## Record set:
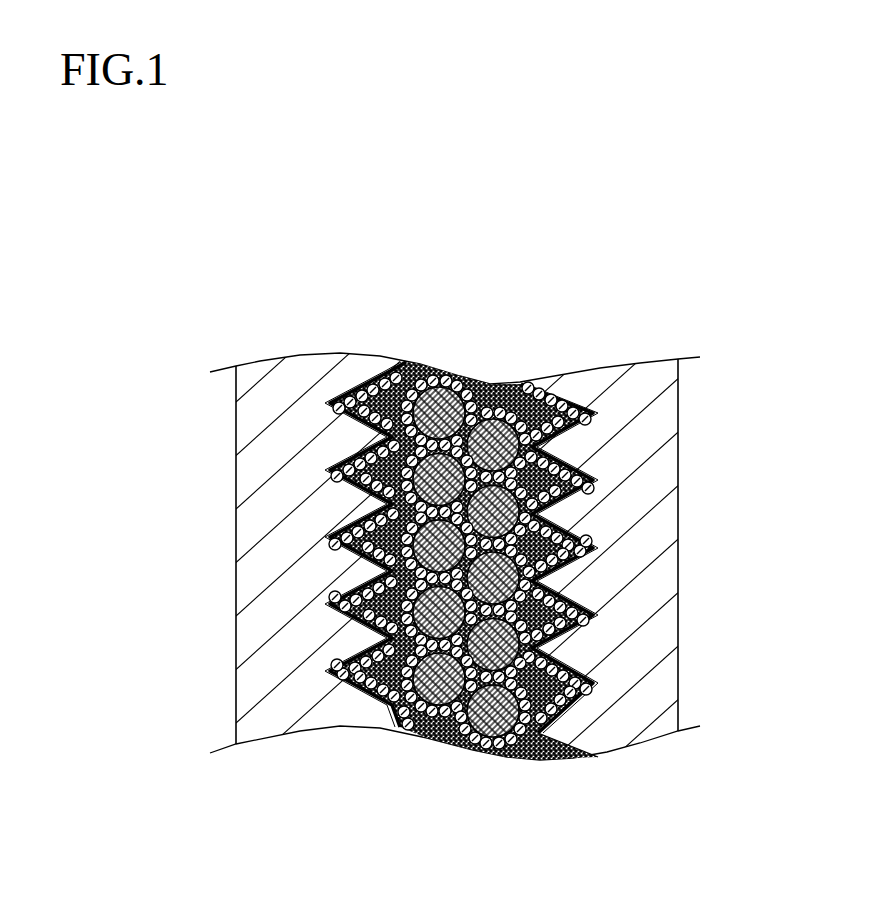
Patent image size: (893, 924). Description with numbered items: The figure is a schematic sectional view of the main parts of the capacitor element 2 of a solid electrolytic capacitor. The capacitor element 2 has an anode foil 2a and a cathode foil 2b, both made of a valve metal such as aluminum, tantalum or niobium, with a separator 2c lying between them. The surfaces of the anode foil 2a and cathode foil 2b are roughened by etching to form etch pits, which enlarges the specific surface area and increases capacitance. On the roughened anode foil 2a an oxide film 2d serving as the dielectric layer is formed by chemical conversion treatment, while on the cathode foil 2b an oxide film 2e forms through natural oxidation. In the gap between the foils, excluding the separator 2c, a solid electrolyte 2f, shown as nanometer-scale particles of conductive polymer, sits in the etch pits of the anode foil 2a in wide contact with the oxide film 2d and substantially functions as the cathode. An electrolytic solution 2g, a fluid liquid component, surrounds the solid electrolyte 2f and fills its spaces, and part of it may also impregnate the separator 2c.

* * *

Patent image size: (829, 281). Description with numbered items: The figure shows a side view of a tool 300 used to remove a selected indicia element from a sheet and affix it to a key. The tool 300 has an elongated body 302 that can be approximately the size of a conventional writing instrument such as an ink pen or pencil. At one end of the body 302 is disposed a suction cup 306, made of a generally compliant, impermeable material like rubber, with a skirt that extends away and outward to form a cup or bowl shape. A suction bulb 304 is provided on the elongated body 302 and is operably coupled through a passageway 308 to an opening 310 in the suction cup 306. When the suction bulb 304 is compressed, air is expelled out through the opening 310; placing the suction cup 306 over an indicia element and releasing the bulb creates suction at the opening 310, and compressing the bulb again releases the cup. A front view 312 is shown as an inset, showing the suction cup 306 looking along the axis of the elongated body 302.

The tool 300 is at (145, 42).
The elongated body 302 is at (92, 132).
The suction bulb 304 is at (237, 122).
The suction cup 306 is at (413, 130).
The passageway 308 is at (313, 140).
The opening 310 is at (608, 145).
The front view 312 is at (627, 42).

--

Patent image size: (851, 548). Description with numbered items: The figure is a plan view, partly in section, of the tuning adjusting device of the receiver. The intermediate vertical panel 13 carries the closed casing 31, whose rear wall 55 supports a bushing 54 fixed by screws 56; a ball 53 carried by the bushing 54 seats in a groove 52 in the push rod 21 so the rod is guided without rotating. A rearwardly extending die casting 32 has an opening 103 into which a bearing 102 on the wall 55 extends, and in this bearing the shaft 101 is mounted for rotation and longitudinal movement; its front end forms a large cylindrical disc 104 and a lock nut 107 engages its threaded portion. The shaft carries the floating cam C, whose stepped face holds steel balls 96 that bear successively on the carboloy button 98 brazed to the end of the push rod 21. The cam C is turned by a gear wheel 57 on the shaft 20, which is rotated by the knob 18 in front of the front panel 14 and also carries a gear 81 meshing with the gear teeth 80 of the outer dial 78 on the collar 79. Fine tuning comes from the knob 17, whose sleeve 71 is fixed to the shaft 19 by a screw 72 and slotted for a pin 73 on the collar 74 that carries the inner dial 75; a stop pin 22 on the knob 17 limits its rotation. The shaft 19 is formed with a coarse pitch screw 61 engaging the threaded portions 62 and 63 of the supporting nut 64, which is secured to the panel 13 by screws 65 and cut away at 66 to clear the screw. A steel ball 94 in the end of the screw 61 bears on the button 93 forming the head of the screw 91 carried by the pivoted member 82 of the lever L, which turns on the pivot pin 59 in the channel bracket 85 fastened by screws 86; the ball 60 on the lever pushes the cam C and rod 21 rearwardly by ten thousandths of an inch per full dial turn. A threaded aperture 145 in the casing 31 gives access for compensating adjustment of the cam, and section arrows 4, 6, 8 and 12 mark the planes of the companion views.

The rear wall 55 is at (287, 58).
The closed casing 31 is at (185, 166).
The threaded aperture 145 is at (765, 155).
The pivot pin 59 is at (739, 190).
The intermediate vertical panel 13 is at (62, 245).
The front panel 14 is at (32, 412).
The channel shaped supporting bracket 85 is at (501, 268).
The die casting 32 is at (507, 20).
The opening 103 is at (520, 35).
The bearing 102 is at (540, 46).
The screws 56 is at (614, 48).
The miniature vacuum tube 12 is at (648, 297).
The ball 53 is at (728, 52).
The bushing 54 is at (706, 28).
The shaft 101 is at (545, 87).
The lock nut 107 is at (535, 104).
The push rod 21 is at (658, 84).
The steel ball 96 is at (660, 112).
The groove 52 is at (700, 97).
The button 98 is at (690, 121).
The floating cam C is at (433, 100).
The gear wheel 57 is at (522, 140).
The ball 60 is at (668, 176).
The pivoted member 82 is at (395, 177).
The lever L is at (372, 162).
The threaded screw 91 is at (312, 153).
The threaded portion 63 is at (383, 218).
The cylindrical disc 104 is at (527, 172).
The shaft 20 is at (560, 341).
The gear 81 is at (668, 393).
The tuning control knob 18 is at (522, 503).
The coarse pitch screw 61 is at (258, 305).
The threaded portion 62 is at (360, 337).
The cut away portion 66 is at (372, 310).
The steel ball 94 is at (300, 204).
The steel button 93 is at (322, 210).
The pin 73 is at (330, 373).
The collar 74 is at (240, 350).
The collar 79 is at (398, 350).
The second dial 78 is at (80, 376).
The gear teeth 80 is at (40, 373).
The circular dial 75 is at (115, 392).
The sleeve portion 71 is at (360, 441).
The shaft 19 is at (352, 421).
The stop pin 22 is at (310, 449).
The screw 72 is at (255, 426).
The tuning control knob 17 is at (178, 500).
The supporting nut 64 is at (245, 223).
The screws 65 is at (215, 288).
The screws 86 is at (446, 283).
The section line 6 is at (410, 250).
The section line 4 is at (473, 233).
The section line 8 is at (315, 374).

## Directions for this task:
Retype the rows from the line with "Patent image size: (829, 281)." up to and including the line with "The front view 312 is at (627, 42).", keeping every line as it appears.

## Exercise answer:
Patent image size: (829, 281). Description with numbered items: The figure shows a side view of a tool 300 used to remove a selected indicia element from a sheet and affix it to a key. The tool 300 has an elongated body 302 that can be approximately the size of a conventional writing instrument such as an ink pen or pencil. At one end of the body 302 is disposed a suction cup 306, made of a generally compliant, impermeable material like rubber, with a skirt that extends away and outward to form a cup or bowl shape. A suction bulb 304 is provided on the elongated body 302 and is operably coupled through a passageway 308 to an opening 310 in the suction cup 306. When the suction bulb 304 is compressed, air is expelled out through the opening 310; placing the suction cup 306 over an indicia element and releasing the bulb creates suction at the opening 310, and compressing the bulb again releases the cup. A front view 312 is shown as an inset, showing the suction cup 306 looking along the axis of the elongated body 302.

The tool 300 is at (145, 42).
The elongated body 302 is at (92, 132).
The suction bulb 304 is at (237, 122).
The suction cup 306 is at (413, 130).
The passageway 308 is at (313, 140).
The opening 310 is at (608, 145).
The front view 312 is at (627, 42).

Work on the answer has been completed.